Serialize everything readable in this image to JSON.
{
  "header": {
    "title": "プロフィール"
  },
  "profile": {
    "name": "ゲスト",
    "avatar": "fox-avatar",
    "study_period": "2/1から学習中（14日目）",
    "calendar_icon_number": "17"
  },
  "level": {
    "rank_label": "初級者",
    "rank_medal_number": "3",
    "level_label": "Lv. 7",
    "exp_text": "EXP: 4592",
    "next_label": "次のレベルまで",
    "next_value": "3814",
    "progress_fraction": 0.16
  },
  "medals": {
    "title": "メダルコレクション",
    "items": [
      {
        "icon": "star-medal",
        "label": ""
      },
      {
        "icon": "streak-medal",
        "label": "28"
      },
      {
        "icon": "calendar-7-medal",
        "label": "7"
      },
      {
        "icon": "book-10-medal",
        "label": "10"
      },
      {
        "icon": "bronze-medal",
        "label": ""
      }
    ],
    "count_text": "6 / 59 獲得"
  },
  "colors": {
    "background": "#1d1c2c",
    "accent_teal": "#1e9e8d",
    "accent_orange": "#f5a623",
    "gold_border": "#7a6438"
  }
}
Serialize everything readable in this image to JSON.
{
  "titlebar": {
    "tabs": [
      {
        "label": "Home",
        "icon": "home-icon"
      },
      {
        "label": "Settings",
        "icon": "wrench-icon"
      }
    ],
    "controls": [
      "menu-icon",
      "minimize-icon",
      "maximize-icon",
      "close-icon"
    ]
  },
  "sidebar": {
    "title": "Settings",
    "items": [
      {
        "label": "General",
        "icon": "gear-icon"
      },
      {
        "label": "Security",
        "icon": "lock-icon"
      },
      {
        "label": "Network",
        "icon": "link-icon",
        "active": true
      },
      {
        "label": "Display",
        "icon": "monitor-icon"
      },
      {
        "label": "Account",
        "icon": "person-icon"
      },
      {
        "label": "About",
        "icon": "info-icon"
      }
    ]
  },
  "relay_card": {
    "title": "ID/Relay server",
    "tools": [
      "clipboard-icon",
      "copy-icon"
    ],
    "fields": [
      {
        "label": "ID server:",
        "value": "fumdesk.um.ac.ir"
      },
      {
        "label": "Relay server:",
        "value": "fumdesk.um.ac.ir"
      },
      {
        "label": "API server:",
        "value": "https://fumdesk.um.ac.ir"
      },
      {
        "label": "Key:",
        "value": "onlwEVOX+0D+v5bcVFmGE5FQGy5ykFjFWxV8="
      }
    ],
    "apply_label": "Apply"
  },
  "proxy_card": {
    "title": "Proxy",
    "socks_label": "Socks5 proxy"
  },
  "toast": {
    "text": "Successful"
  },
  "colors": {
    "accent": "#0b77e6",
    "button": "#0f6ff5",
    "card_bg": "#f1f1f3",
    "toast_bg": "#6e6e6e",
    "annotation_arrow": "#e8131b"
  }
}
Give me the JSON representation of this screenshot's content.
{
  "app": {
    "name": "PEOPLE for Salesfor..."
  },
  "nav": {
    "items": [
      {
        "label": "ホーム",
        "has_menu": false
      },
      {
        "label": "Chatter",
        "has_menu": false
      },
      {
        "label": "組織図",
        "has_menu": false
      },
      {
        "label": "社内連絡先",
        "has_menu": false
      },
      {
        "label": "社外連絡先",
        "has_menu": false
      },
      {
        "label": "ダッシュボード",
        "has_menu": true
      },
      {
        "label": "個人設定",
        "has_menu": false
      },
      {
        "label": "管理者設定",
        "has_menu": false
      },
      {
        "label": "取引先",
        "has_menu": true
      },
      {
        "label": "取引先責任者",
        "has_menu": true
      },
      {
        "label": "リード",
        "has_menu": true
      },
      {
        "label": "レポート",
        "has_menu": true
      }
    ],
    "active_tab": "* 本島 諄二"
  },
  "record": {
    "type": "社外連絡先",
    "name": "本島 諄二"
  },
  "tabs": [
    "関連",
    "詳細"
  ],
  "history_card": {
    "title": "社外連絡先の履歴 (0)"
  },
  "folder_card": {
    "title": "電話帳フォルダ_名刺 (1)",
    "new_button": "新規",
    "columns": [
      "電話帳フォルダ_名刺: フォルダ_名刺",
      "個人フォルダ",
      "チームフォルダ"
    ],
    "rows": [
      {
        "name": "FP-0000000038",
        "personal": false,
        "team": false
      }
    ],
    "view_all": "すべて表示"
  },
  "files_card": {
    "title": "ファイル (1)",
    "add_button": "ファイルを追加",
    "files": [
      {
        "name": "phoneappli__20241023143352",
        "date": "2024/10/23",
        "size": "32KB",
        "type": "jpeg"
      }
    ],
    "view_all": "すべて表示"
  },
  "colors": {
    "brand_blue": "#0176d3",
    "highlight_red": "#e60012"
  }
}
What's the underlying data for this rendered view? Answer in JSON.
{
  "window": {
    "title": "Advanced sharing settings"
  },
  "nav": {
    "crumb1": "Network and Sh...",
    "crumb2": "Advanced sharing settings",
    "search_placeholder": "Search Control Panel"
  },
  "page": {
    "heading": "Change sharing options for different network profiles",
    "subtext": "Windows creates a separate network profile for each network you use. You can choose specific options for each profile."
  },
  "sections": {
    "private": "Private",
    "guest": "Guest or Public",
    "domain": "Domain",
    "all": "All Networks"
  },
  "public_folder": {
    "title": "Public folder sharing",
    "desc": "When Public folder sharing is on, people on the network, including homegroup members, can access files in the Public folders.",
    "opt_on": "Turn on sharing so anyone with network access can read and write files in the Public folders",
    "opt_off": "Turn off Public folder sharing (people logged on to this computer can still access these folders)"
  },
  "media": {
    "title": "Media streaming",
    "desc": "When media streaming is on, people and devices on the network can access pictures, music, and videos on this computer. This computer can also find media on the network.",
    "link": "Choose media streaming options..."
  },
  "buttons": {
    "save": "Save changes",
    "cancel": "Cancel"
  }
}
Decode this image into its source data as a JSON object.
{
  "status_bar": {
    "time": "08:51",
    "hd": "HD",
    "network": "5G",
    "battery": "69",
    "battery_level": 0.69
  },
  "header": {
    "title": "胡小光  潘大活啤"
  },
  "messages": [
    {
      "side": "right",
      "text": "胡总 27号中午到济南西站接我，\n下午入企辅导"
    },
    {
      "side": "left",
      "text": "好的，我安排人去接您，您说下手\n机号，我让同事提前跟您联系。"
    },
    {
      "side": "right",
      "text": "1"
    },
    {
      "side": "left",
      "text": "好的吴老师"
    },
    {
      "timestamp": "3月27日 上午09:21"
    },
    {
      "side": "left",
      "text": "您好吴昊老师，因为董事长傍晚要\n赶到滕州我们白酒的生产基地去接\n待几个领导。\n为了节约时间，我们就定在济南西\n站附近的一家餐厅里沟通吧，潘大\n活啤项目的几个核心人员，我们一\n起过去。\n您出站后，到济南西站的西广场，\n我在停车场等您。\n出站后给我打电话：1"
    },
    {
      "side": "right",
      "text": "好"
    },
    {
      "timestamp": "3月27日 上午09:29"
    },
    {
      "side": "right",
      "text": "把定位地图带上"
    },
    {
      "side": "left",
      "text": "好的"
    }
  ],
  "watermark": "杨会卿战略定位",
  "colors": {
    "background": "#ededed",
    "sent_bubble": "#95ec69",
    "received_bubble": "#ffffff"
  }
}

■ REQUIRED TASK: Extract each entry in full and write it down exactly.

■ RESULT:
Serialize everything readable in this image to JSON.
{
  "header": {
    "title": "プロフィール"
  },
  "profile": {
    "name": "ゲスト",
    "avatar": "fox-avatar",
    "study_period": "2/1から学習中（14日目）",
    "calendar_icon_number": "17"
  },
  "level": {
    "rank_label": "初級者",
    "rank_medal_number": "3",
    "level_label": "Lv. 7",
    "exp_text": "EXP: 4592",
    "next_label": "次のレベルまで",
    "next_value": "3814",
    "progress_fraction": 0.16
  },
  "medals": {
    "title": "メダルコレクション",
    "items": [
      {
        "icon": "star-medal",
        "label": ""
      },
      {
        "icon": "streak-medal",
        "label": "28"
      },
      {
        "icon": "calendar-7-medal",
        "label": "7"
      },
      {
        "icon": "book-10-medal",
        "label": "10"
      },
      {
        "icon": "bronze-medal",
        "label": ""
      }
    ],
    "count_text": "6 / 59 獲得"
  },
  "colors": {
    "background": "#1d1c2c",
    "accent_teal": "#1e9e8d",
    "accent_orange": "#f5a623",
    "gold_border": "#7a6438"
  }
}
Serialize everything readable in this image to JSON.
{
  "titlebar": {
    "tabs": [
      {
        "label": "Home",
        "icon": "home-icon"
      },
      {
        "label": "Settings",
        "icon": "wrench-icon"
      }
    ],
    "controls": [
      "menu-icon",
      "minimize-icon",
      "maximize-icon",
      "close-icon"
    ]
  },
  "sidebar": {
    "title": "Settings",
    "items": [
      {
        "label": "General",
        "icon": "gear-icon"
      },
      {
        "label": "Security",
        "icon": "lock-icon"
      },
      {
        "label": "Network",
        "icon": "link-icon",
        "active": true
      },
      {
        "label": "Display",
        "icon": "monitor-icon"
      },
      {
        "label": "Account",
        "icon": "person-icon"
      },
      {
        "label": "About",
        "icon": "info-icon"
      }
    ]
  },
  "relay_card": {
    "title": "ID/Relay server",
    "tools": [
      "clipboard-icon",
      "copy-icon"
    ],
    "fields": [
      {
        "label": "ID server:",
        "value": "fumdesk.um.ac.ir"
      },
      {
        "label": "Relay server:",
        "value": "fumdesk.um.ac.ir"
      },
      {
        "label": "API server:",
        "value": "https://fumdesk.um.ac.ir"
      },
      {
        "label": "Key:",
        "value": "onlwEVOX+0D+v5bcVFmGE5FQGy5ykFjFWxV8="
      }
    ],
    "apply_label": "Apply"
  },
  "proxy_card": {
    "title": "Proxy",
    "socks_label": "Socks5 proxy"
  },
  "toast": {
    "text": "Successful"
  },
  "colors": {
    "accent": "#0b77e6",
    "button": "#0f6ff5",
    "card_bg": "#f1f1f3",
    "toast_bg": "#6e6e6e",
    "annotation_arrow": "#e8131b"
  }
}
Give me the JSON representation of this screenshot's content.
{
  "app": {
    "name": "PEOPLE for Salesfor..."
  },
  "nav": {
    "items": [
      {
        "label": "ホーム",
        "has_menu": false
      },
      {
        "label": "Chatter",
        "has_menu": false
      },
      {
        "label": "組織図",
        "has_menu": false
      },
      {
        "label": "社内連絡先",
        "has_menu": false
      },
      {
        "label": "社外連絡先",
        "has_menu": false
      },
      {
        "label": "ダッシュボード",
        "has_menu": true
      },
      {
        "label": "個人設定",
        "has_menu": false
      },
      {
        "label": "管理者設定",
        "has_menu": false
      },
      {
        "label": "取引先",
        "has_menu": true
      },
      {
        "label": "取引先責任者",
        "has_menu": true
      },
      {
        "label": "リード",
        "has_menu": true
      },
      {
        "label": "レポート",
        "has_menu": true
      }
    ],
    "active_tab": "* 本島 諄二"
  },
  "record": {
    "type": "社外連絡先",
    "name": "本島 諄二"
  },
  "tabs": [
    "関連",
    "詳細"
  ],
  "history_card": {
    "title": "社外連絡先の履歴 (0)"
  },
  "folder_card": {
    "title": "電話帳フォルダ_名刺 (1)",
    "new_button": "新規",
    "columns": [
      "電話帳フォルダ_名刺: フォルダ_名刺",
      "個人フォルダ",
      "チームフォルダ"
    ],
    "rows": [
      {
        "name": "FP-0000000038",
        "personal": false,
        "team": false
      }
    ],
    "view_all": "すべて表示"
  },
  "files_card": {
    "title": "ファイル (1)",
    "add_button": "ファイルを追加",
    "files": [
      {
        "name": "phoneappli__20241023143352",
        "date": "2024/10/23",
        "size": "32KB",
        "type": "jpeg"
      }
    ],
    "view_all": "すべて表示"
  },
  "colors": {
    "brand_blue": "#0176d3",
    "highlight_red": "#e60012"
  }
}
What's the underlying data for this rendered view? Answer in JSON.
{
  "window": {
    "title": "Advanced sharing settings"
  },
  "nav": {
    "crumb1": "Network and Sh...",
    "crumb2": "Advanced sharing settings",
    "search_placeholder": "Search Control Panel"
  },
  "page": {
    "heading": "Change sharing options for different network profiles",
    "subtext": "Windows creates a separate network profile for each network you use. You can choose specific options for each profile."
  },
  "sections": {
    "private": "Private",
    "guest": "Guest or Public",
    "domain": "Domain",
    "all": "All Networks"
  },
  "public_folder": {
    "title": "Public folder sharing",
    "desc": "When Public folder sharing is on, people on the network, including homegroup members, can access files in the Public folders.",
    "opt_on": "Turn on sharing so anyone with network access can read and write files in the Public folders",
    "opt_off": "Turn off Public folder sharing (people logged on to this computer can still access these folders)"
  },
  "media": {
    "title": "Media streaming",
    "desc": "When media streaming is on, people and devices on the network can access pictures, music, and videos on this computer. This computer can also find media on the network.",
    "link": "Choose media streaming options..."
  },
  "buttons": {
    "save": "Save changes",
    "cancel": "Cancel"
  }
}
Decode this image into its source data as a JSON object.
{
  "status_bar": {
    "time": "08:51",
    "hd": "HD",
    "network": "5G",
    "battery": "69",
    "battery_level": 0.69
  },
  "header": {
    "title": "胡小光  潘大活啤"
  },
  "messages": [
    {
      "side": "right",
      "text": "胡总 27号中午到济南西站接我，\n下午入企辅导"
    },
    {
      "side": "left",
      "text": "好的，我安排人去接您，您说下手\n机号，我让同事提前跟您联系。"
    },
    {
      "side": "right",
      "text": "1"
    },
    {
      "side": "left",
      "text": "好的吴老师"
    },
    {
      "timestamp": "3月27日 上午09:21"
    },
    {
      "side": "left",
      "text": "您好吴昊老师，因为董事长傍晚要\n赶到滕州我们白酒的生产基地去接\n待几个领导。\n为了节约时间，我们就定在济南西\n站附近的一家餐厅里沟通吧，潘大\n活啤项目的几个核心人员，我们一\n起过去。\n您出站后，到济南西站的西广场，\n我在停车场等您。\n出站后给我打电话：1"
    },
    {
      "side": "right",
      "text": "好"
    },
    {
      "timestamp": "3月27日 上午09:29"
    },
    {
      "side": "right",
      "text": "把定位地图带上"
    },
    {
      "side": "left",
      "text": "好的"
    }
  ],
  "watermark": "杨会卿战略定位",
  "colors": {
    "background": "#ededed",
    "sent_bubble": "#95ec69",
    "received_bubble": "#ffffff"
  }
}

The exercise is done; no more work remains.